+++ DATA LINES +++

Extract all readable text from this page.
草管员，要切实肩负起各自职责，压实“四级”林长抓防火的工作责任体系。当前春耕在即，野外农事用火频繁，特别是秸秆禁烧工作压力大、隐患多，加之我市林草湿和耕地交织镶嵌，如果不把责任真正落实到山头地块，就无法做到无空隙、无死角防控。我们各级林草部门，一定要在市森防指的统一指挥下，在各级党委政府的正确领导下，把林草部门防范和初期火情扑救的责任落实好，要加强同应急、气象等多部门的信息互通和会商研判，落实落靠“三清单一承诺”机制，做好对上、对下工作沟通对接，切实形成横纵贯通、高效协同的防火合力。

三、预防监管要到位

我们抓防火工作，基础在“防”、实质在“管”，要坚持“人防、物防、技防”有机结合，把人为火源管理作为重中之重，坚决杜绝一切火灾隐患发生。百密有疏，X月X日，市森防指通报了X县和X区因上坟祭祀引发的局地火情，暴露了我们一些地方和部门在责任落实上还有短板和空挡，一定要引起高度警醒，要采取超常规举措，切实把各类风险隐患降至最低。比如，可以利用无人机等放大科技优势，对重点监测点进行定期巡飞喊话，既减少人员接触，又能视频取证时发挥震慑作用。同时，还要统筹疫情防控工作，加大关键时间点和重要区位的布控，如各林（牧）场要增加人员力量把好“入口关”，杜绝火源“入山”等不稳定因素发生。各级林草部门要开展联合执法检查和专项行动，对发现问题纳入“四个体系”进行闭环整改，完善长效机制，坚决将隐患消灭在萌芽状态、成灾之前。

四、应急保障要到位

+++

• [EXERCISE OBJECTIVE]: Reproduce the full listing above, character for character.

• [EXERCISE ANSWER]:
Extract all readable text from this page.
草管员，要切实肩负起各自职责，压实“四级”林长抓防火的工作责任体系。当前春耕在即，野外农事用火频繁，特别是秸秆禁烧工作压力大、隐患多，加之我市林草湿和耕地交织镶嵌，如果不把责任真正落实到山头地块，就无法做到无空隙、无死角防控。我们各级林草部门，一定要在市森防指的统一指挥下，在各级党委政府的正确领导下，把林草部门防范和初期火情扑救的责任落实好，要加强同应急、气象等多部门的信息互通和会商研判，落实落靠“三清单一承诺”机制，做好对上、对下工作沟通对接，切实形成横纵贯通、高效协同的防火合力。

三、预防监管要到位

我们抓防火工作，基础在“防”、实质在“管”，要坚持“人防、物防、技防”有机结合，把人为火源管理作为重中之重，坚决杜绝一切火灾隐患发生。百密有疏，X月X日，市森防指通报了X县和X区因上坟祭祀引发的局地火情，暴露了我们一些地方和部门在责任落实上还有短板和空挡，一定要引起高度警醒，要采取超常规举措，切实把各类风险隐患降至最低。比如，可以利用无人机等放大科技优势，对重点监测点进行定期巡飞喊话，既减少人员接触，又能视频取证时发挥震慑作用。同时，还要统筹疫情防控工作，加大关键时间点和重要区位的布控，如各林（牧）场要增加人员力量把好“入口关”，杜绝火源“入山”等不稳定因素发生。各级林草部门要开展联合执法检查和专项行动，对发现问题纳入“四个体系”进行闭环整改，完善长效机制，坚决将隐患消灭在萌芽状态、成灾之前。

四、应急保障要到位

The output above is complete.